### Goal
Copy out the data below, renaming "Patent image size" as "Drawing dimensions" everywhere it occurs and keeping everything else unchanged.

### Dataset entries
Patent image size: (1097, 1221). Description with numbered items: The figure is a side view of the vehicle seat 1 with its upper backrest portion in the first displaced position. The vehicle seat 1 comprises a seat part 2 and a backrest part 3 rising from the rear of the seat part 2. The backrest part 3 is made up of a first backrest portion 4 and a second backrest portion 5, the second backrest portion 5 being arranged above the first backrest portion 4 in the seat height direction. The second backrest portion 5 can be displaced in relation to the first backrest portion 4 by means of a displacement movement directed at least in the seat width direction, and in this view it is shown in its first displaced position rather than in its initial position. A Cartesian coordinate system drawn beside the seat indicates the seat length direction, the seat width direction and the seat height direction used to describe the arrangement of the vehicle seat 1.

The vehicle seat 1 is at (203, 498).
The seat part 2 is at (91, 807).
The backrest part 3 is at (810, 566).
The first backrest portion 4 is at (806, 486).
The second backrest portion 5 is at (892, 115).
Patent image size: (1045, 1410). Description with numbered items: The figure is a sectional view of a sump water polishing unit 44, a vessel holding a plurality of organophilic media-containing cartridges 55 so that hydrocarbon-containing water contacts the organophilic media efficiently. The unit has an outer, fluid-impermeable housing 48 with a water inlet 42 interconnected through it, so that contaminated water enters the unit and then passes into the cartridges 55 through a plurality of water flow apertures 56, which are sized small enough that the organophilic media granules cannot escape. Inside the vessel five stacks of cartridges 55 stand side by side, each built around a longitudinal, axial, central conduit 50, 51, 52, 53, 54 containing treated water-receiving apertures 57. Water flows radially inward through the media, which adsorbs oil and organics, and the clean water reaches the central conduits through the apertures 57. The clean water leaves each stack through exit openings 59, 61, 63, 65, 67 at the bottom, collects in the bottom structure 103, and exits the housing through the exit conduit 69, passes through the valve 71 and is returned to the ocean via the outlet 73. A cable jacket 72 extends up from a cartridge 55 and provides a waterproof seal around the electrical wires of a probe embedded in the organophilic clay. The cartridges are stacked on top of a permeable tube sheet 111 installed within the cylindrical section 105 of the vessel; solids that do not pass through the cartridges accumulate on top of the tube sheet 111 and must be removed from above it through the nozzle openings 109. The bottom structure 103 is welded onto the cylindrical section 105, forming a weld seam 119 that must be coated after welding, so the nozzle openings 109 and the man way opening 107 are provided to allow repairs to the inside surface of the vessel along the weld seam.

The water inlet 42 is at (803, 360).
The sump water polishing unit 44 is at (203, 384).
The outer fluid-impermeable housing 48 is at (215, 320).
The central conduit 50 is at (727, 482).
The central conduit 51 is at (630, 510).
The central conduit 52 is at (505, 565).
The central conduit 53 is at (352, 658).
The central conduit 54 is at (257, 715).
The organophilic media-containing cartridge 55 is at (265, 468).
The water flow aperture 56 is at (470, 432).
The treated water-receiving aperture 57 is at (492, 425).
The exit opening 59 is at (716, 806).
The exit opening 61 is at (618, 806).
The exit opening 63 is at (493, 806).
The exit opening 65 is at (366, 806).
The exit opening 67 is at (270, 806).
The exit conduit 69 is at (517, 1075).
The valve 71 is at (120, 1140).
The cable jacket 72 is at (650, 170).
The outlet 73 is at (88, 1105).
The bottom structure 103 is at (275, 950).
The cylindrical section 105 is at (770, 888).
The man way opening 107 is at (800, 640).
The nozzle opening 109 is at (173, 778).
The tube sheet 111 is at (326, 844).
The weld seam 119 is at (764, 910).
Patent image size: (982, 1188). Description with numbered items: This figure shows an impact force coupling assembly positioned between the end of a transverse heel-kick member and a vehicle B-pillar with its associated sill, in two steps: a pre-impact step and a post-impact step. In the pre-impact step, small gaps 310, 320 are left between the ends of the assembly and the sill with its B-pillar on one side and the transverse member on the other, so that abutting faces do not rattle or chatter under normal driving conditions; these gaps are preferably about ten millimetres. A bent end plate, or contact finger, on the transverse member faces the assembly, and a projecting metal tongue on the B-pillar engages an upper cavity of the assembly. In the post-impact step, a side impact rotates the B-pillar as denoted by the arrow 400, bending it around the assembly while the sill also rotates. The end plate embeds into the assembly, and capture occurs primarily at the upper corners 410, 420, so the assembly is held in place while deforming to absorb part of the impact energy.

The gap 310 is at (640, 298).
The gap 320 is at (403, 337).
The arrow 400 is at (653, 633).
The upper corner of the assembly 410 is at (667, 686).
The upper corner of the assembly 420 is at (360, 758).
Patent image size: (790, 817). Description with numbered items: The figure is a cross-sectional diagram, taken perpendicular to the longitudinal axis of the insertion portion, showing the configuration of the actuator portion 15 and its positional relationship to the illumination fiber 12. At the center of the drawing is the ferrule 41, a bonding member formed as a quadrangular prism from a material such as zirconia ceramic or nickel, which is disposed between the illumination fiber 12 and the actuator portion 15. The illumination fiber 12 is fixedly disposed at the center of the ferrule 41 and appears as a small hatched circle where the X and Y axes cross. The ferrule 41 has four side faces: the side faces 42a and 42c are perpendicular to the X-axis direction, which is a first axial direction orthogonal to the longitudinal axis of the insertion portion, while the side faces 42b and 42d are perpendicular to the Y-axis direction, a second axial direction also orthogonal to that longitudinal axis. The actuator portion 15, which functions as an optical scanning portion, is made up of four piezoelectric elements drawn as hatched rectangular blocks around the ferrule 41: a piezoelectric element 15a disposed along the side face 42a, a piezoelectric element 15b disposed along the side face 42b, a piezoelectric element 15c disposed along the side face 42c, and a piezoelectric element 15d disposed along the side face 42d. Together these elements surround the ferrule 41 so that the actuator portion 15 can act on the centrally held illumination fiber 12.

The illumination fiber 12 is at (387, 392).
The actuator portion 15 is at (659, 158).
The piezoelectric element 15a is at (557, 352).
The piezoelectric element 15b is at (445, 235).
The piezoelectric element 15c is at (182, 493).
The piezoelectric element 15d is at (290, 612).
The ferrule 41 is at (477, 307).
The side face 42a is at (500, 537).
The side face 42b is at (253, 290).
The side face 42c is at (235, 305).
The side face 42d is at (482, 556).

### Response
Drawing dimensions: (1097, 1221). Description with numbered items: The figure is a side view of the vehicle seat 1 with its upper backrest portion in the first displaced position. The vehicle seat 1 comprises a seat part 2 and a backrest part 3 rising from the rear of the seat part 2. The backrest part 3 is made up of a first backrest portion 4 and a second backrest portion 5, the second backrest portion 5 being arranged above the first backrest portion 4 in the seat height direction. The second backrest portion 5 can be displaced in relation to the first backrest portion 4 by means of a displacement movement directed at least in the seat width direction, and in this view it is shown in its first displaced position rather than in its initial position. A Cartesian coordinate system drawn beside the seat indicates the seat length direction, the seat width direction and the seat height direction used to describe the arrangement of the vehicle seat 1.

The vehicle seat 1 is at (203, 498).
The seat part 2 is at (91, 807).
The backrest part 3 is at (810, 566).
The first backrest portion 4 is at (806, 486).
The second backrest portion 5 is at (892, 115).
Drawing dimensions: (1045, 1410). Description with numbered items: The figure is a sectional view of a sump water polishing unit 44, a vessel holding a plurality of organophilic media-containing cartridges 55 so that hydrocarbon-containing water contacts the organophilic media efficiently. The unit has an outer, fluid-impermeable housing 48 with a water inlet 42 interconnected through it, so that contaminated water enters the unit and then passes into the cartridges 55 through a plurality of water flow apertures 56, which are sized small enough that the organophilic media granules cannot escape. Inside the vessel five stacks of cartridges 55 stand side by side, each built around a longitudinal, axial, central conduit 50, 51, 52, 53, 54 containing treated water-receiving apertures 57. Water flows radially inward through the media, which adsorbs oil and organics, and the clean water reaches the central conduits through the apertures 57. The clean water leaves each stack through exit openings 59, 61, 63, 65, 67 at the bottom, collects in the bottom structure 103, and exits the housing through the exit conduit 69, passes through the valve 71 and is returned to the ocean via the outlet 73. A cable jacket 72 extends up from a cartridge 55 and provides a waterproof seal around the electrical wires of a probe embedded in the organophilic clay. The cartridges are stacked on top of a permeable tube sheet 111 installed within the cylindrical section 105 of the vessel; solids that do not pass through the cartridges accumulate on top of the tube sheet 111 and must be removed from above it through the nozzle openings 109. The bottom structure 103 is welded onto the cylindrical section 105, forming a weld seam 119 that must be coated after welding, so the nozzle openings 109 and the man way opening 107 are provided to allow repairs to the inside surface of the vessel along the weld seam.

The water inlet 42 is at (803, 360).
The sump water polishing unit 44 is at (203, 384).
The outer fluid-impermeable housing 48 is at (215, 320).
The central conduit 50 is at (727, 482).
The central conduit 51 is at (630, 510).
The central conduit 52 is at (505, 565).
The central conduit 53 is at (352, 658).
The central conduit 54 is at (257, 715).
The organophilic media-containing cartridge 55 is at (265, 468).
The water flow aperture 56 is at (470, 432).
The treated water-receiving aperture 57 is at (492, 425).
The exit opening 59 is at (716, 806).
The exit opening 61 is at (618, 806).
The exit opening 63 is at (493, 806).
The exit opening 65 is at (366, 806).
The exit opening 67 is at (270, 806).
The exit conduit 69 is at (517, 1075).
The valve 71 is at (120, 1140).
The cable jacket 72 is at (650, 170).
The outlet 73 is at (88, 1105).
The bottom structure 103 is at (275, 950).
The cylindrical section 105 is at (770, 888).
The man way opening 107 is at (800, 640).
The nozzle opening 109 is at (173, 778).
The tube sheet 111 is at (326, 844).
The weld seam 119 is at (764, 910).
Drawing dimensions: (982, 1188). Description with numbered items: This figure shows an impact force coupling assembly positioned between the end of a transverse heel-kick member and a vehicle B-pillar with its associated sill, in two steps: a pre-impact step and a post-impact step. In the pre-impact step, small gaps 310, 320 are left between the ends of the assembly and the sill with its B-pillar on one side and the transverse member on the other, so that abutting faces do not rattle or chatter under normal driving conditions; these gaps are preferably about ten millimetres. A bent end plate, or contact finger, on the transverse member faces the assembly, and a projecting metal tongue on the B-pillar engages an upper cavity of the assembly. In the post-impact step, a side impact rotates the B-pillar as denoted by the arrow 400, bending it around the assembly while the sill also rotates. The end plate embeds into the assembly, and capture occurs primarily at the upper corners 410, 420, so the assembly is held in place while deforming to absorb part of the impact energy.

The gap 310 is at (640, 298).
The gap 320 is at (403, 337).
The arrow 400 is at (653, 633).
The upper corner of the assembly 410 is at (667, 686).
The upper corner of the assembly 420 is at (360, 758).
Drawing dimensions: (790, 817). Description with numbered items: The figure is a cross-sectional diagram, taken perpendicular to the longitudinal axis of the insertion portion, showing the configuration of the actuator portion 15 and its positional relationship to the illumination fiber 12. At the center of the drawing is the ferrule 41, a bonding member formed as a quadrangular prism from a material such as zirconia ceramic or nickel, which is disposed between the illumination fiber 12 and the actuator portion 15. The illumination fiber 12 is fixedly disposed at the center of the ferrule 41 and appears as a small hatched circle where the X and Y axes cross. The ferrule 41 has four side faces: the side faces 42a and 42c are perpendicular to the X-axis direction, which is a first axial direction orthogonal to the longitudinal axis of the insertion portion, while the side faces 42b and 42d are perpendicular to the Y-axis direction, a second axial direction also orthogonal to that longitudinal axis. The actuator portion 15, which functions as an optical scanning portion, is made up of four piezoelectric elements drawn as hatched rectangular blocks around the ferrule 41: a piezoelectric element 15a disposed along the side face 42a, a piezoelectric element 15b disposed along the side face 42b, a piezoelectric element 15c disposed along the side face 42c, and a piezoelectric element 15d disposed along the side face 42d. Together these elements surround the ferrule 41 so that the actuator portion 15 can act on the centrally held illumination fiber 12.

The illumination fiber 12 is at (387, 392).
The actuator portion 15 is at (659, 158).
The piezoelectric element 15a is at (557, 352).
The piezoelectric element 15b is at (445, 235).
The piezoelectric element 15c is at (182, 493).
The piezoelectric element 15d is at (290, 612).
The ferrule 41 is at (477, 307).
The side face 42a is at (500, 537).
The side face 42b is at (253, 290).
The side face 42c is at (235, 305).
The side face 42d is at (482, 556).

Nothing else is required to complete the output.